[Start of Dataset entries]

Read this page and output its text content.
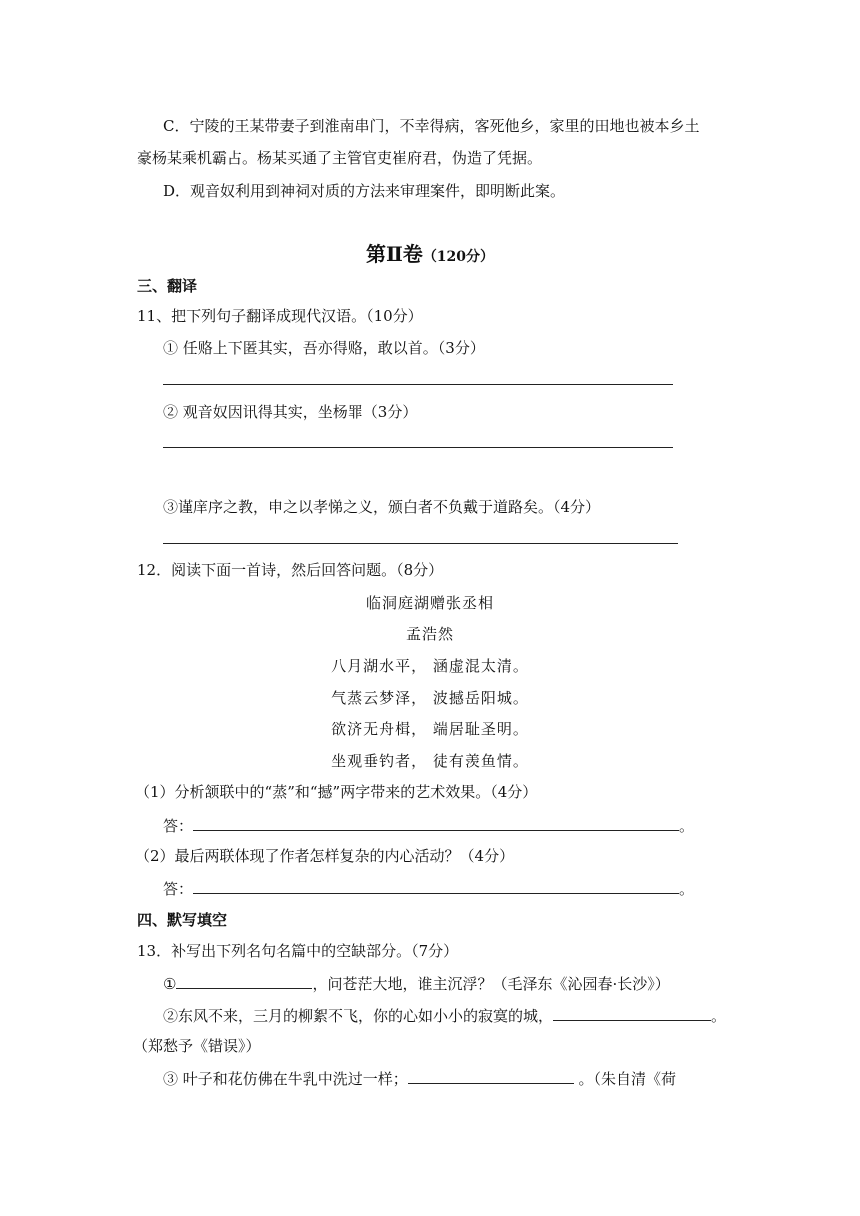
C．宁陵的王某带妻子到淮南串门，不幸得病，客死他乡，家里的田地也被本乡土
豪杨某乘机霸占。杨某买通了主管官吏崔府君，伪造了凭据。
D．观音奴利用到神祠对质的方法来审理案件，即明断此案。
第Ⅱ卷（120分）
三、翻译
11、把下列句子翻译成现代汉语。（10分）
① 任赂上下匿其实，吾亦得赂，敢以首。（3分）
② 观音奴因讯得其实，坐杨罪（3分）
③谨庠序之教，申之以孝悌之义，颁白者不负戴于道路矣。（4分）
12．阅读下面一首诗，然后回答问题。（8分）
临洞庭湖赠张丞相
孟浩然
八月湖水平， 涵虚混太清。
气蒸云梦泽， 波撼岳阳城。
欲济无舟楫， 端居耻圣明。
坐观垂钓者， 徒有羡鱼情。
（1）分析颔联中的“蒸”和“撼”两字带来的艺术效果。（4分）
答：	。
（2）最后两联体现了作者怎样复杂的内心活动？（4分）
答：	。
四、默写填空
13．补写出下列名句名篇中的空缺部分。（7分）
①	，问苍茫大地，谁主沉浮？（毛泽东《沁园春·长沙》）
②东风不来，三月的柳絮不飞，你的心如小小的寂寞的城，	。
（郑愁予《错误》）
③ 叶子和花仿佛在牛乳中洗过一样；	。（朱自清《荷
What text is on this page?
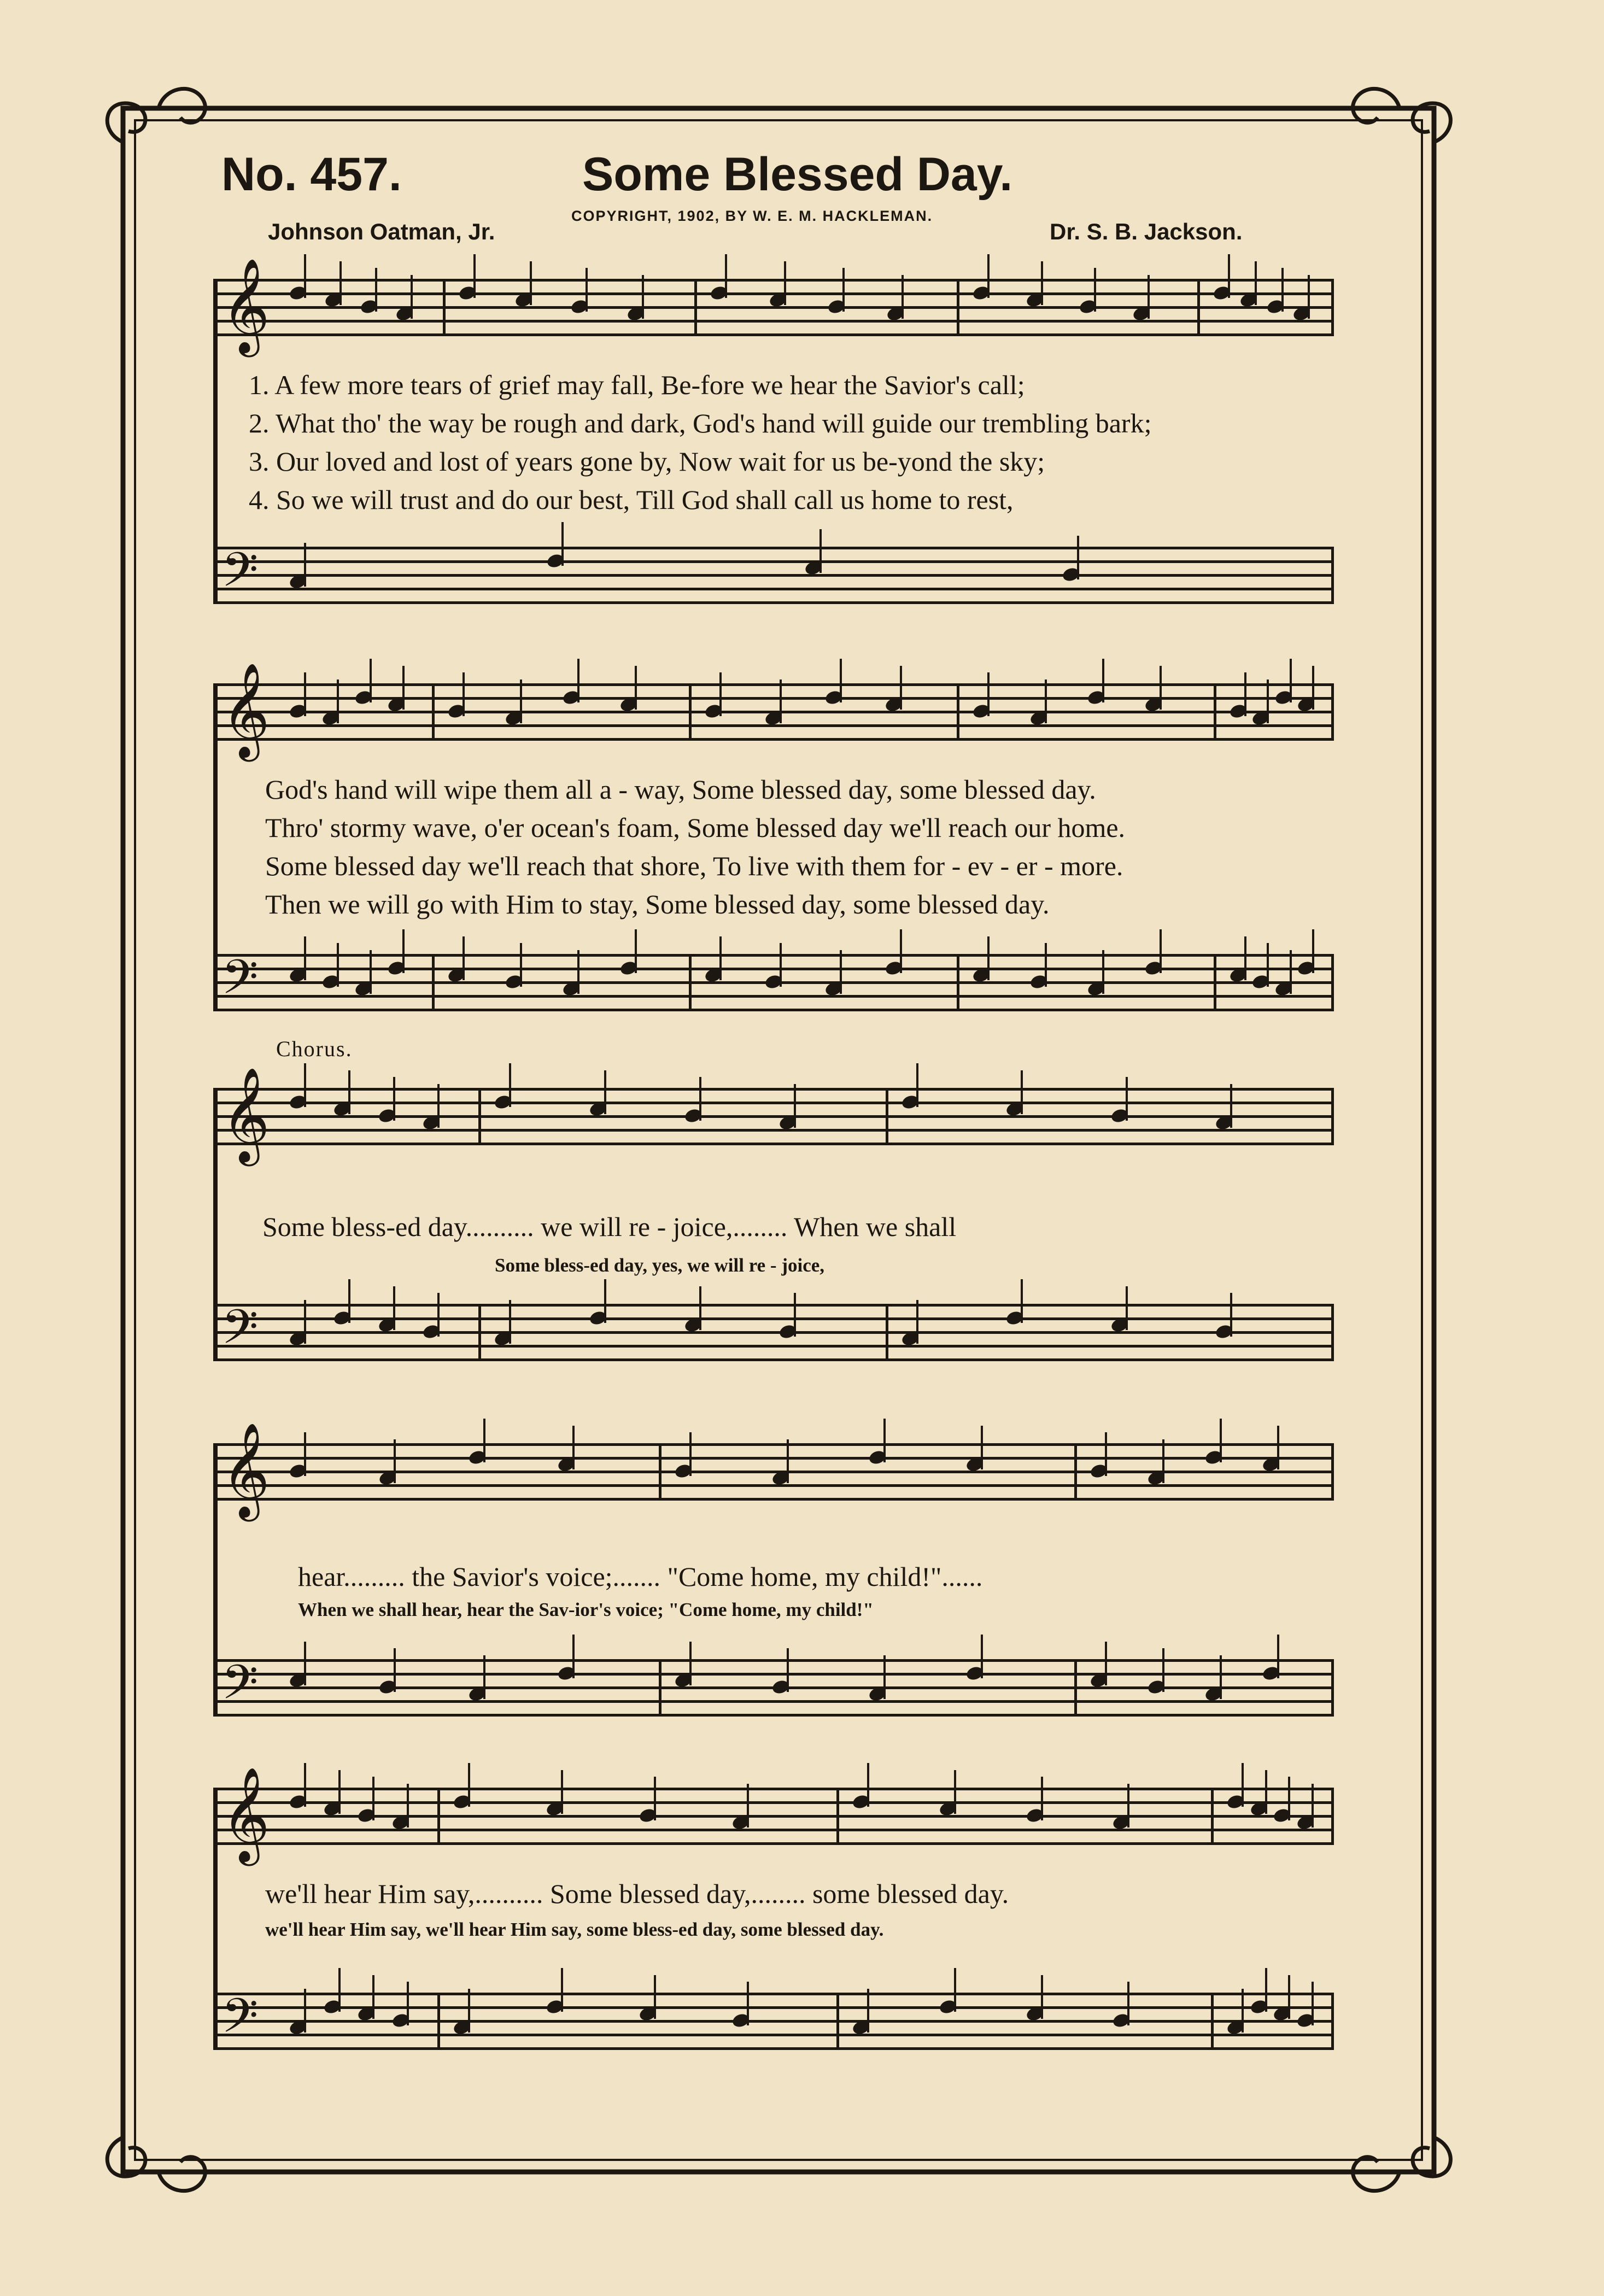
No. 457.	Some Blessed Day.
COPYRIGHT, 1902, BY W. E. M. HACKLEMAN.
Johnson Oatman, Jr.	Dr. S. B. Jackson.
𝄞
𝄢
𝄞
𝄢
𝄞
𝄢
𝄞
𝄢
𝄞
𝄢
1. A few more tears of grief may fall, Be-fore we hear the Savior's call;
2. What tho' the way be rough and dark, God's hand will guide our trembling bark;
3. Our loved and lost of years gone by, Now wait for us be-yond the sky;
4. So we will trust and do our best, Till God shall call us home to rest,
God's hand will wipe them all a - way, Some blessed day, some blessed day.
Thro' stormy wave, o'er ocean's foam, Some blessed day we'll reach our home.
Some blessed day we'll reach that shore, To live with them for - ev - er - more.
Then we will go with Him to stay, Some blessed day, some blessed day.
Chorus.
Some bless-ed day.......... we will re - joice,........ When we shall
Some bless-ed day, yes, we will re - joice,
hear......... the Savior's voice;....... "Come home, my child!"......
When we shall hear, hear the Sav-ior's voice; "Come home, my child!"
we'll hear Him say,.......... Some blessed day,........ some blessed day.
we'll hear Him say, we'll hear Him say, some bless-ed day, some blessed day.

[End of Dataset entries]

= Set exercise =
Retype the records above exactly, starting at the line that contains "What text is on this page?" and going through the last line, and leave out any pictures.

= Result of the exercise =
What text is on this page?
No. 457.	Some Blessed Day.
COPYRIGHT, 1902, BY W. E. M. HACKLEMAN.
Johnson Oatman, Jr.	Dr. S. B. Jackson.
𝄞
𝄢
𝄞
𝄢
𝄞
𝄢
𝄞
𝄢
𝄞
𝄢
1. A few more tears of grief may fall, Be-fore we hear the Savior's call;
2. What tho' the way be rough and dark, God's hand will guide our trembling bark;
3. Our loved and lost of years gone by, Now wait for us be-yond the sky;
4. So we will trust and do our best, Till God shall call us home to rest,
God's hand will wipe them all a - way, Some blessed day, some blessed day.
Thro' stormy wave, o'er ocean's foam, Some blessed day we'll reach our home.
Some blessed day we'll reach that shore, To live with them for - ev - er - more.
Then we will go with Him to stay, Some blessed day, some blessed day.
Chorus.
Some bless-ed day.......... we will re - joice,........ When we shall
Some bless-ed day, yes, we will re - joice,
hear......... the Savior's voice;....... "Come home, my child!"......
When we shall hear, hear the Sav-ior's voice; "Come home, my child!"
we'll hear Him say,.......... Some blessed day,........ some blessed day.
we'll hear Him say, we'll hear Him say, some bless-ed day, some blessed day.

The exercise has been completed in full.